(Provided material)

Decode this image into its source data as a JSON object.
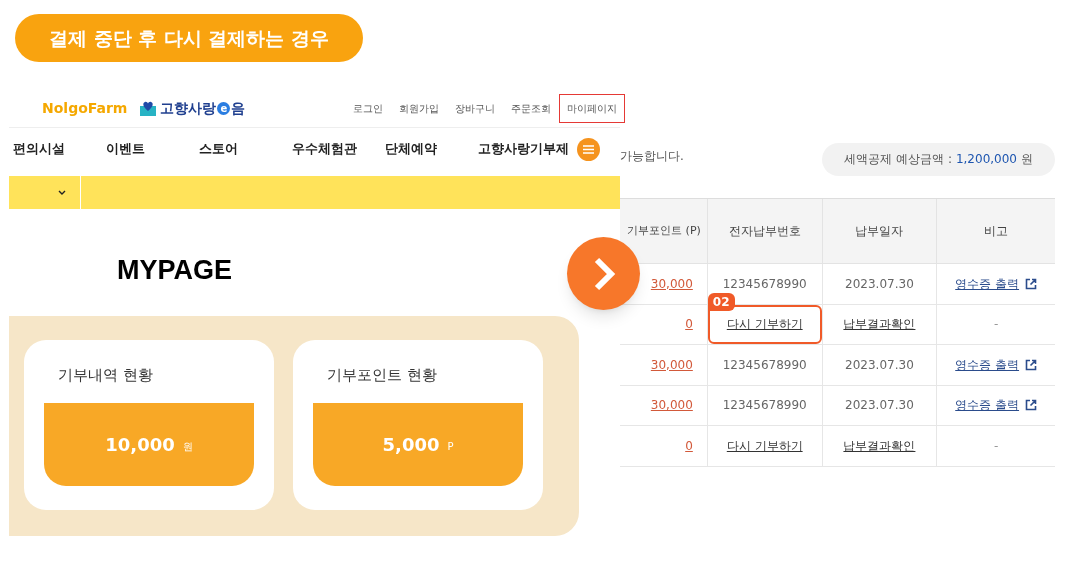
{
  "title_badge": "결제 중단 후 다시 결제하는 경우",
  "left_page": {
    "logo_farm": "NolgoFarm",
    "logo_gohyang": [
      "고향사랑",
      "e",
      "음"
    ],
    "top_links": [
      {
        "label": "로그인",
        "selected": false
      },
      {
        "label": "회원가입",
        "selected": false
      },
      {
        "label": "장바구니",
        "selected": false
      },
      {
        "label": "주문조회",
        "selected": false
      },
      {
        "label": "마이페이지",
        "selected": true
      }
    ],
    "nav": [
      "편의시설",
      "이벤트",
      "스토어",
      "우수체험관",
      "단체예약",
      "고향사랑기부제"
    ],
    "heading": "MYPAGE",
    "cards": [
      {
        "title": "기부내역 현황",
        "value": "10,000",
        "unit": "원"
      },
      {
        "title": "기부포인트 현황",
        "value": "5,000",
        "unit": "P"
      }
    ]
  },
  "right_page": {
    "notice": "가능합니다.",
    "tax_label": "세액공제 예상금액 :",
    "tax_value": "1,200,000",
    "tax_unit": "원",
    "columns": [
      "기부포인트 (P)",
      "전자납부번호",
      "납부일자",
      "비고"
    ],
    "rows": [
      {
        "kind": "paid",
        "points": "30,000",
        "number": "12345678990",
        "date": "2023.07.30",
        "note": "영수증 출력"
      },
      {
        "kind": "retry",
        "points": "0",
        "number": "다시 기부하기",
        "date": "납부결과확인",
        "note": "-",
        "callout": "02"
      },
      {
        "kind": "paid",
        "points": "30,000",
        "number": "12345678990",
        "date": "2023.07.30",
        "note": "영수증 출력"
      },
      {
        "kind": "paid",
        "points": "30,000",
        "number": "12345678990",
        "date": "2023.07.30",
        "note": "영수증 출력"
      },
      {
        "kind": "retry",
        "points": "0",
        "number": "다시 기부하기",
        "date": "납부결과확인",
        "note": "-"
      }
    ]
  }
}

(What the task requires) Output the data above without changes, apart from leaving out the pictures.

(Answer to this exercise)
Decode this image into its source data as a JSON object.
{
  "title_badge": "결제 중단 후 다시 결제하는 경우",
  "left_page": {
    "logo_farm": "NolgoFarm",
    "logo_gohyang": [
      "고향사랑",
      "e",
      "음"
    ],
    "top_links": [
      {
        "label": "로그인",
        "selected": false
      },
      {
        "label": "회원가입",
        "selected": false
      },
      {
        "label": "장바구니",
        "selected": false
      },
      {
        "label": "주문조회",
        "selected": false
      },
      {
        "label": "마이페이지",
        "selected": true
      }
    ],
    "nav": [
      "편의시설",
      "이벤트",
      "스토어",
      "우수체험관",
      "단체예약",
      "고향사랑기부제"
    ],
    "heading": "MYPAGE",
    "cards": [
      {
        "title": "기부내역 현황",
        "value": "10,000",
        "unit": "원"
      },
      {
        "title": "기부포인트 현황",
        "value": "5,000",
        "unit": "P"
      }
    ]
  },
  "right_page": {
    "notice": "가능합니다.",
    "tax_label": "세액공제 예상금액 :",
    "tax_value": "1,200,000",
    "tax_unit": "원",
    "columns": [
      "기부포인트 (P)",
      "전자납부번호",
      "납부일자",
      "비고"
    ],
    "rows": [
      {
        "kind": "paid",
        "points": "30,000",
        "number": "12345678990",
        "date": "2023.07.30",
        "note": "영수증 출력"
      },
      {
        "kind": "retry",
        "points": "0",
        "number": "다시 기부하기",
        "date": "납부결과확인",
        "note": "-",
        "callout": "02"
      },
      {
        "kind": "paid",
        "points": "30,000",
        "number": "12345678990",
        "date": "2023.07.30",
        "note": "영수증 출력"
      },
      {
        "kind": "paid",
        "points": "30,000",
        "number": "12345678990",
        "date": "2023.07.30",
        "note": "영수증 출력"
      },
      {
        "kind": "retry",
        "points": "0",
        "number": "다시 기부하기",
        "date": "납부결과확인",
        "note": "-"
      }
    ]
  }
}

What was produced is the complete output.